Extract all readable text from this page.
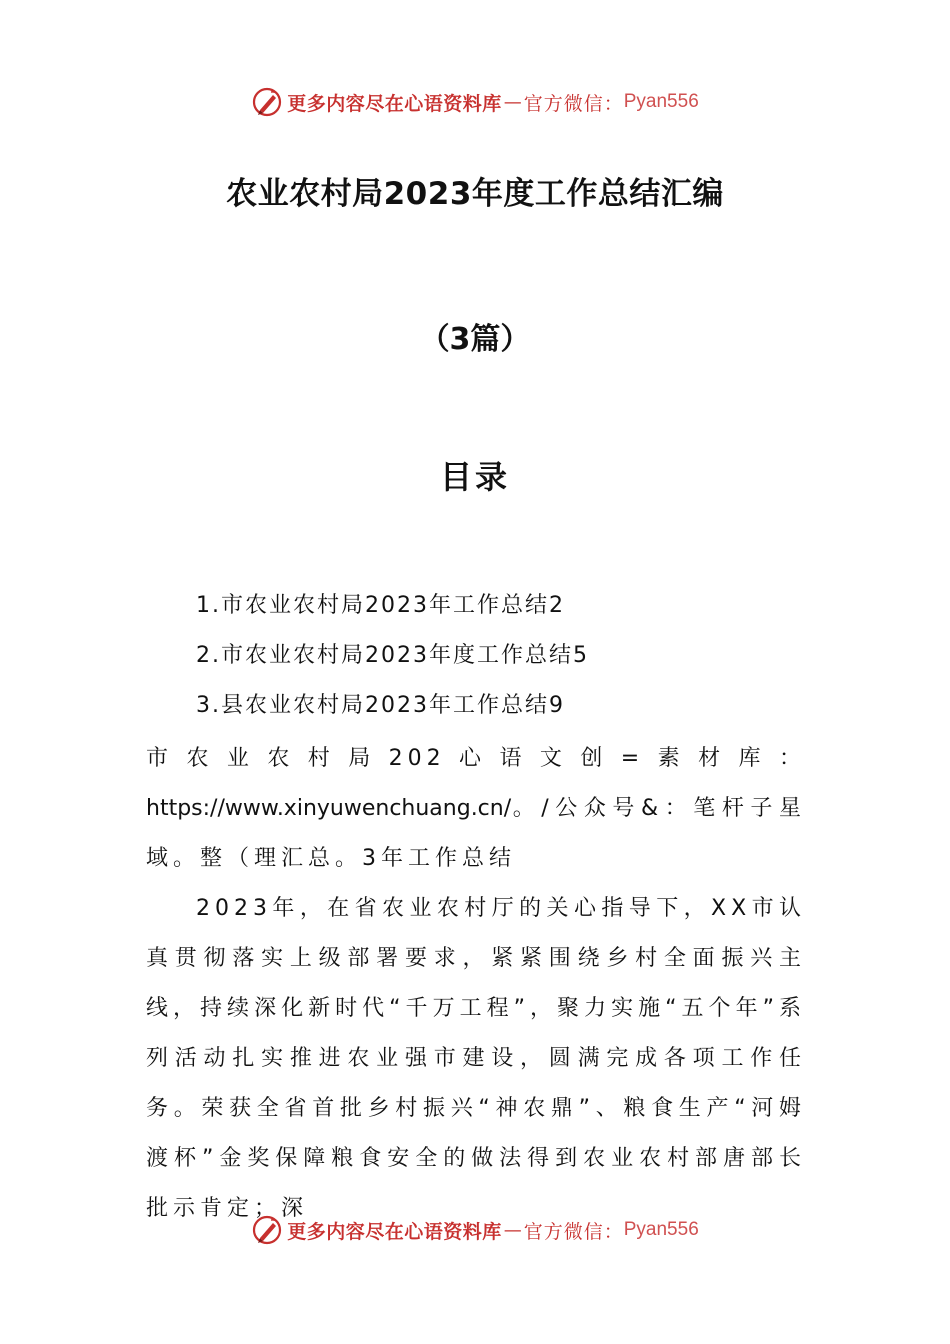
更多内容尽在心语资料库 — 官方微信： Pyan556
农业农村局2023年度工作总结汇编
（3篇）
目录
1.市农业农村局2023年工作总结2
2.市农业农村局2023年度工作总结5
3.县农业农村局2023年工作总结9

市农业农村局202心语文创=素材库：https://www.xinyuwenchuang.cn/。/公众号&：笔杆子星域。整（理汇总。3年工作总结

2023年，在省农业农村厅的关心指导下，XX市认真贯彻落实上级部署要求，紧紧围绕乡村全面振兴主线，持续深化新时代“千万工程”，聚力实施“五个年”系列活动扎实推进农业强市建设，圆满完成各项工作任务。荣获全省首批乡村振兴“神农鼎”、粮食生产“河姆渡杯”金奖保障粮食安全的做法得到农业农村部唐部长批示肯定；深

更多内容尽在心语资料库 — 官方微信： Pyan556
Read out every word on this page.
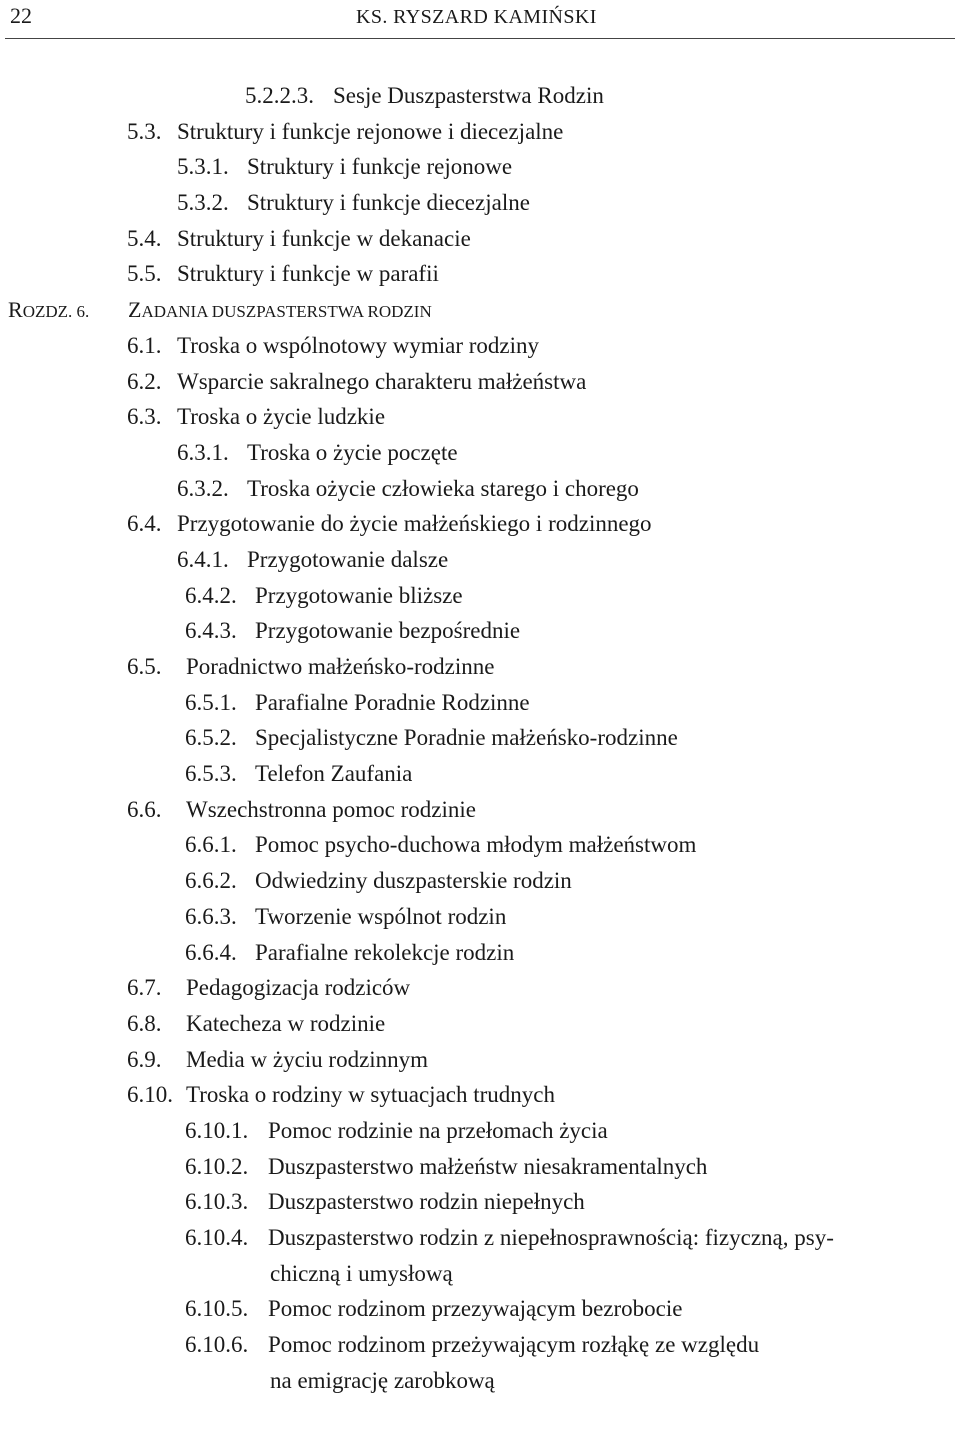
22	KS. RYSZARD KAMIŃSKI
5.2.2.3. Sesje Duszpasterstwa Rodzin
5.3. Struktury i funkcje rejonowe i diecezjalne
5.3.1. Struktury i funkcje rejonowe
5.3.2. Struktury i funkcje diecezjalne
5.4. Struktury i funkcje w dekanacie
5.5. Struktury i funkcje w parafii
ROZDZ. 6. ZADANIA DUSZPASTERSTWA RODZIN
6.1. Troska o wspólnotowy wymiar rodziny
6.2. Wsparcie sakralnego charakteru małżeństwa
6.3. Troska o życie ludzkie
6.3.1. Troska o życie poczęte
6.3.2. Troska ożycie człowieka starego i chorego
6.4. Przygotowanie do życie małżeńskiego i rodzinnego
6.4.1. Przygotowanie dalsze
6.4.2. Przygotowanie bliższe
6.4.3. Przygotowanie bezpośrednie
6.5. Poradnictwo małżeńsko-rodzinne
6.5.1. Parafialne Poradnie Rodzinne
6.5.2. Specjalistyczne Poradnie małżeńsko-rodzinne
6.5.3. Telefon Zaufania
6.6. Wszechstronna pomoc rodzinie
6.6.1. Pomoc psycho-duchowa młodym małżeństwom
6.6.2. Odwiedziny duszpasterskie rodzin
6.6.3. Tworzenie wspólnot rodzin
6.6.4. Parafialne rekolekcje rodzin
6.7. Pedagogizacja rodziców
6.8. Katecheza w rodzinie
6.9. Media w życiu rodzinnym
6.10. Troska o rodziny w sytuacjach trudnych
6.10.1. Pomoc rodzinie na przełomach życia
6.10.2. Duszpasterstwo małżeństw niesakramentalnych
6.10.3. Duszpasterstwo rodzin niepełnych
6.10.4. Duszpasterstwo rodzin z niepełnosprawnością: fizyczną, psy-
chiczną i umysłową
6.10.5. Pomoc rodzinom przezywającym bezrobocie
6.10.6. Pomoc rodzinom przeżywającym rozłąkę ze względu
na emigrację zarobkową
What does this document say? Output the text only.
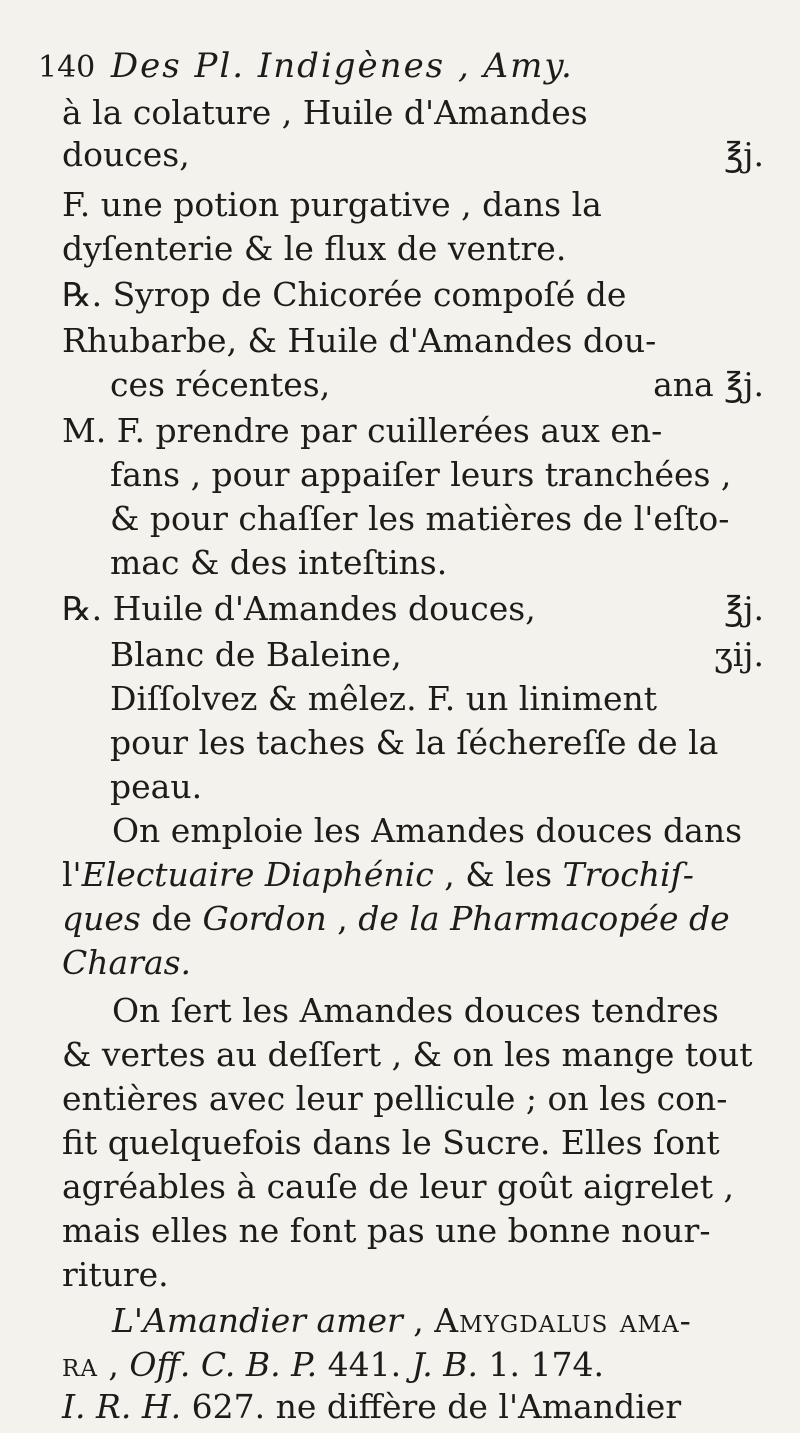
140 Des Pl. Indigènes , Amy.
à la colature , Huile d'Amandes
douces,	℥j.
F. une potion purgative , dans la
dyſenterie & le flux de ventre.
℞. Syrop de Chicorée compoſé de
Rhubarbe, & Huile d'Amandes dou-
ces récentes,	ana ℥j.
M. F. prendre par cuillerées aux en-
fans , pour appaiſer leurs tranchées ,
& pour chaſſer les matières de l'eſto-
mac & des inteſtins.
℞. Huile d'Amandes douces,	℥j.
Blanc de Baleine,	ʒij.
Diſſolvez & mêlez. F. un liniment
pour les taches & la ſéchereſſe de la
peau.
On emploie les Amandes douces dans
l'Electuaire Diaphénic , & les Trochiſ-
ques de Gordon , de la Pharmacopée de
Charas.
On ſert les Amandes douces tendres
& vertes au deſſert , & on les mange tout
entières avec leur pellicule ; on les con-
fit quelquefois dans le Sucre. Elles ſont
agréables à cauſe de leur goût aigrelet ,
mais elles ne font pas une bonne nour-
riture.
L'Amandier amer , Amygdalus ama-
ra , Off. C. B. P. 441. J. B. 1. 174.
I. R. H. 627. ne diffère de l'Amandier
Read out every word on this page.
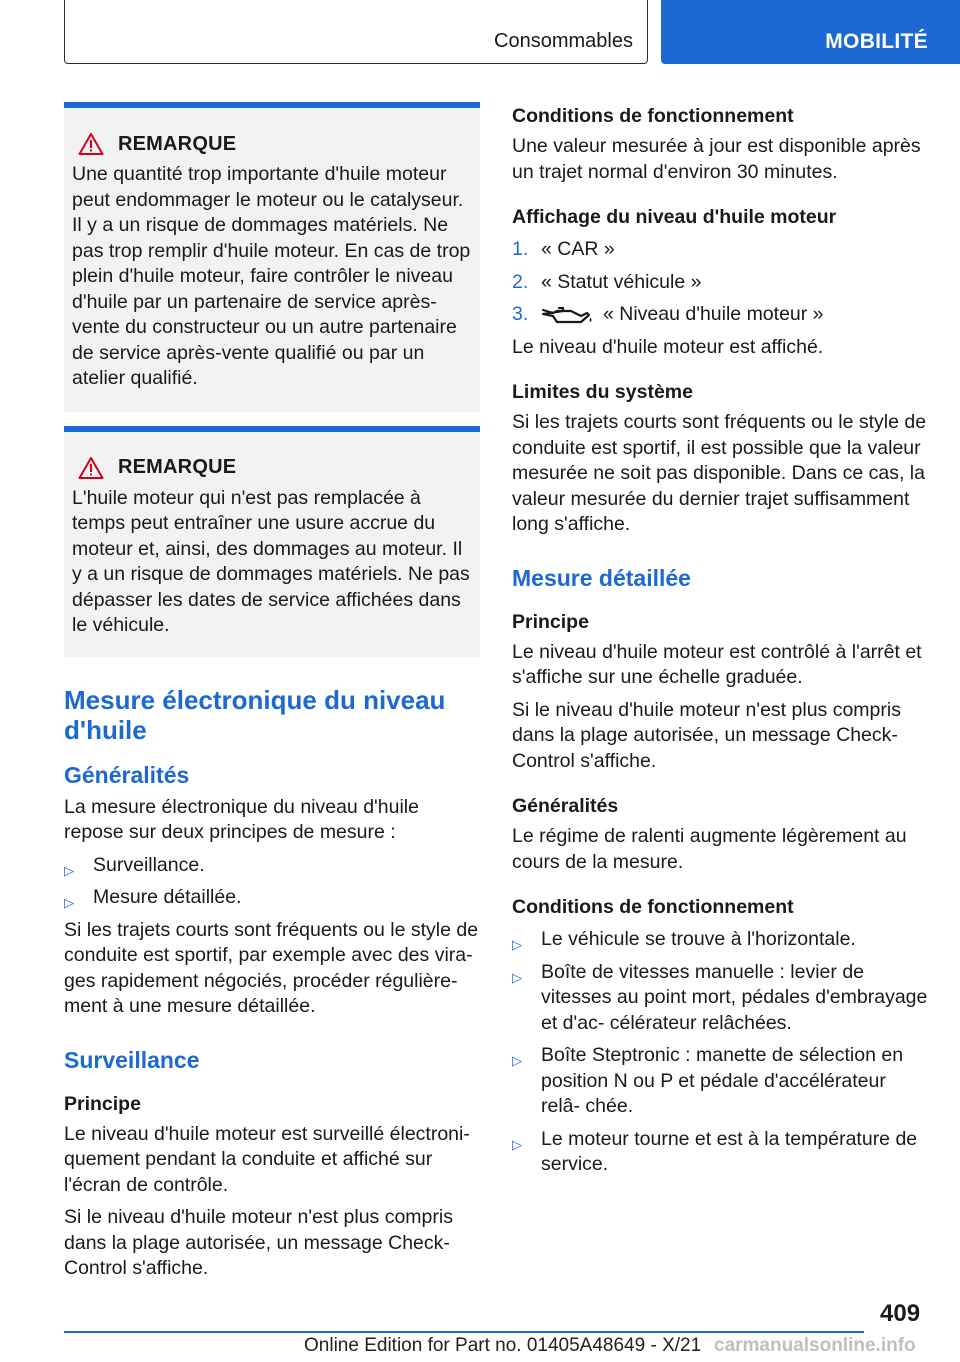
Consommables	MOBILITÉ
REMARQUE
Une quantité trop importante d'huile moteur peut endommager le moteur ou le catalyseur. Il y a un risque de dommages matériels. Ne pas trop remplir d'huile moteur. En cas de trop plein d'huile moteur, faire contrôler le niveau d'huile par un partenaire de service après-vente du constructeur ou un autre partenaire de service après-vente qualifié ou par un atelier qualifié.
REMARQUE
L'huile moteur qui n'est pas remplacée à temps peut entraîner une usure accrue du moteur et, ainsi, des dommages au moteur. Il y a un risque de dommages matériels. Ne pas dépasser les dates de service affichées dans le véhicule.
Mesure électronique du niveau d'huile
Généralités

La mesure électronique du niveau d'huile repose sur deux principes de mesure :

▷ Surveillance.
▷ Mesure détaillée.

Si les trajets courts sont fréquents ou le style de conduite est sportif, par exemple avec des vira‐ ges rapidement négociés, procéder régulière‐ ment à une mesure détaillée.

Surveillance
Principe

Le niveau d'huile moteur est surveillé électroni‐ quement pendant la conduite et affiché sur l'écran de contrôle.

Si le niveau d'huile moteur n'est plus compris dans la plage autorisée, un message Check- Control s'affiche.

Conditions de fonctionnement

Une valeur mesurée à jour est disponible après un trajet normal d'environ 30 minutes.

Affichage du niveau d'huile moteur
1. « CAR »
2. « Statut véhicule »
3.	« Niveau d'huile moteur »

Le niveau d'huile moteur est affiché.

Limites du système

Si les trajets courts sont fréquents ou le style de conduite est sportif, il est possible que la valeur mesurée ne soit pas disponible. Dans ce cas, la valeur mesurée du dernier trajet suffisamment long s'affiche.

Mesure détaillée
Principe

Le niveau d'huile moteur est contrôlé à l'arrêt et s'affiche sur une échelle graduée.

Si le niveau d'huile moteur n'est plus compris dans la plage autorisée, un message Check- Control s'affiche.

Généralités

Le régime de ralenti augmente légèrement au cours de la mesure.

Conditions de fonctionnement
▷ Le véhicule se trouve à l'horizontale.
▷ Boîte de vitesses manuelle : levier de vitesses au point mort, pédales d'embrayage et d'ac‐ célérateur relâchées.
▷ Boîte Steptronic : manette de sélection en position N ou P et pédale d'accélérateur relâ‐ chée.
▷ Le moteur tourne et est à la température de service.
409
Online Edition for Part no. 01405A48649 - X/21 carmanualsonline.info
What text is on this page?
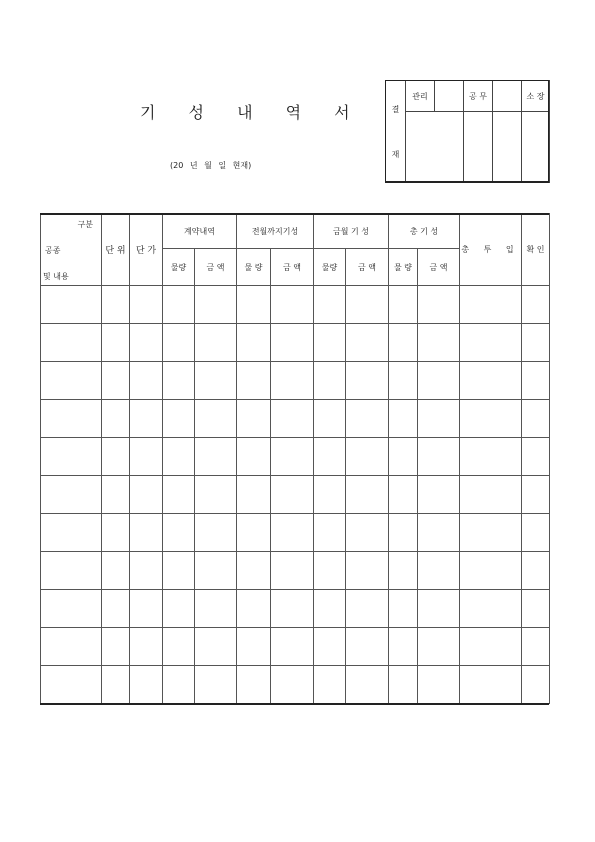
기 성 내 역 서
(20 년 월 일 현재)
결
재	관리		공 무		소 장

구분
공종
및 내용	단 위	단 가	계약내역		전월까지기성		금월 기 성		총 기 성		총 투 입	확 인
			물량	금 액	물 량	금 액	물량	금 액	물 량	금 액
——
▸ TASK OBJECTIVE
Pictures stay out; repeat all the rest of the records exactly.

▸ EXPECTED OUTPUT
Extract all readable text from this page.
更多内容尽在心语资料库 — 官方微信： Pyan556
农业农村局2023年度工作总结汇编
（3篇）
目录
1.市农业农村局2023年工作总结2
2.市农业农村局2023年度工作总结5
3.县农业农村局2023年工作总结9

市农业农村局202心语文创=素材库：https://www.xinyuwenchuang.cn/。/公众号&：笔杆子星域。整（理汇总。3年工作总结

2023年，在省农业农村厅的关心指导下，XX市认真贯彻落实上级部署要求，紧紧围绕乡村全面振兴主线，持续深化新时代“千万工程”，聚力实施“五个年”系列活动扎实推进农业强市建设，圆满完成各项工作任务。荣获全省首批乡村振兴“神农鼎”、粮食生产“河姆渡杯”金奖保障粮食安全的做法得到农业农村部唐部长批示肯定；深

更多内容尽在心语资料库 — 官方微信： Pyan556
Read out every word on this page.
22	KS. RYSZARD KAMIŃSKI
5.2.2.3. Sesje Duszpasterstwa Rodzin
5.3. Struktury i funkcje rejonowe i diecezjalne
5.3.1. Struktury i funkcje rejonowe
5.3.2. Struktury i funkcje diecezjalne
5.4. Struktury i funkcje w dekanacie
5.5. Struktury i funkcje w parafii
ROZDZ. 6. ZADANIA DUSZPASTERSTWA RODZIN
6.1. Troska o wspólnotowy wymiar rodziny
6.2. Wsparcie sakralnego charakteru małżeństwa
6.3. Troska o życie ludzkie
6.3.1. Troska o życie poczęte
6.3.2. Troska ożycie człowieka starego i chorego
6.4. Przygotowanie do życie małżeńskiego i rodzinnego
6.4.1. Przygotowanie dalsze
6.4.2. Przygotowanie bliższe
6.4.3. Przygotowanie bezpośrednie
6.5. Poradnictwo małżeńsko-rodzinne
6.5.1. Parafialne Poradnie Rodzinne
6.5.2. Specjalistyczne Poradnie małżeńsko-rodzinne
6.5.3. Telefon Zaufania
6.6. Wszechstronna pomoc rodzinie
6.6.1. Pomoc psycho-duchowa młodym małżeństwom
6.6.2. Odwiedziny duszpasterskie rodzin
6.6.3. Tworzenie wspólnot rodzin
6.6.4. Parafialne rekolekcje rodzin
6.7. Pedagogizacja rodziców
6.8. Katecheza w rodzinie
6.9. Media w życiu rodzinnym
6.10. Troska o rodziny w sytuacjach trudnych
6.10.1. Pomoc rodzinie na przełomach życia
6.10.2. Duszpasterstwo małżeństw niesakramentalnych
6.10.3. Duszpasterstwo rodzin niepełnych
6.10.4. Duszpasterstwo rodzin z niepełnosprawnością: fizyczną, psy-
chiczną i umysłową
6.10.5. Pomoc rodzinom przezywającym bezrobocie
6.10.6. Pomoc rodzinom przeżywającym rozłąkę ze względu
na emigrację zarobkową
What does this document say? Output the text only.
140 Des Pl. Indigènes , Amy.
à la colature , Huile d'Amandes
douces,	℥j.
F. une potion purgative , dans la
dyſenterie & le flux de ventre.
℞. Syrop de Chicorée compoſé de
Rhubarbe, & Huile d'Amandes dou-
ces récentes,	ana ℥j.
M. F. prendre par cuillerées aux en-
fans , pour appaiſer leurs tranchées ,
& pour chaſſer les matières de l'eſto-
mac & des inteſtins.
℞. Huile d'Amandes douces,	℥j.
Blanc de Baleine,	ʒij.
Diſſolvez & mêlez. F. un liniment
pour les taches & la ſéchereſſe de la
peau.
On emploie les Amandes douces dans
l'Electuaire Diaphénic , & les Trochiſ-
ques de Gordon , de la Pharmacopée de
Charas.
On ſert les Amandes douces tendres
& vertes au deſſert , & on les mange tout
entières avec leur pellicule ; on les con-
fit quelquefois dans le Sucre. Elles ſont
agréables à cauſe de leur goût aigrelet ,
mais elles ne font pas une bonne nour-
riture.
L'Amandier amer , Amygdalus ama-
ra , Off. C. B. P. 441. J. B. 1. 174.
I. R. H. 627. ne diffère de l'Amandier
Read out every word on this page.
Consommables	MOBILITÉ
REMARQUE
Une quantité trop importante d'huile moteur peut endommager le moteur ou le catalyseur. Il y a un risque de dommages matériels. Ne pas trop remplir d'huile moteur. En cas de trop plein d'huile moteur, faire contrôler le niveau d'huile par un partenaire de service après-vente du constructeur ou un autre partenaire de service après-vente qualifié ou par un atelier qualifié.
REMARQUE
L'huile moteur qui n'est pas remplacée à temps peut entraîner une usure accrue du moteur et, ainsi, des dommages au moteur. Il y a un risque de dommages matériels. Ne pas dépasser les dates de service affichées dans le véhicule.
Mesure électronique du niveau d'huile
Généralités

La mesure électronique du niveau d'huile repose sur deux principes de mesure :

▷ Surveillance.
▷ Mesure détaillée.

Si les trajets courts sont fréquents ou le style de conduite est sportif, par exemple avec des vira‐ ges rapidement négociés, procéder régulière‐ ment à une mesure détaillée.

Surveillance
Principe

Le niveau d'huile moteur est surveillé électroni‐ quement pendant la conduite et affiché sur l'écran de contrôle.

Si le niveau d'huile moteur n'est plus compris dans la plage autorisée, un message Check- Control s'affiche.

Conditions de fonctionnement

Une valeur mesurée à jour est disponible après un trajet normal d'environ 30 minutes.

Affichage du niveau d'huile moteur
1. « CAR »
2. « Statut véhicule »
3.	« Niveau d'huile moteur »

Le niveau d'huile moteur est affiché.

Limites du système

Si les trajets courts sont fréquents ou le style de conduite est sportif, il est possible que la valeur mesurée ne soit pas disponible. Dans ce cas, la valeur mesurée du dernier trajet suffisamment long s'affiche.

Mesure détaillée
Principe

Le niveau d'huile moteur est contrôlé à l'arrêt et s'affiche sur une échelle graduée.

Si le niveau d'huile moteur n'est plus compris dans la plage autorisée, un message Check- Control s'affiche.

Généralités

Le régime de ralenti augmente légèrement au cours de la mesure.

Conditions de fonctionnement
▷ Le véhicule se trouve à l'horizontale.
▷ Boîte de vitesses manuelle : levier de vitesses au point mort, pédales d'embrayage et d'ac‐ célérateur relâchées.
▷ Boîte Steptronic : manette de sélection en position N ou P et pédale d'accélérateur relâ‐ chée.
▷ Le moteur tourne et est à la température de service.
409
Online Edition for Part no. 01405A48649 - X/21 carmanualsonline.info
What text is on this page?
기 성 내 역 서
(20 년 월 일 현재)
결
재	관리		공 무		소 장

구분
공종
및 내용	단 위	단 가	계약내역		전월까지기성		금월 기 성		총 기 성		총 투 입	확 인
			물량	금 액	물 량	금 액	물량	금 액	물 량	금 액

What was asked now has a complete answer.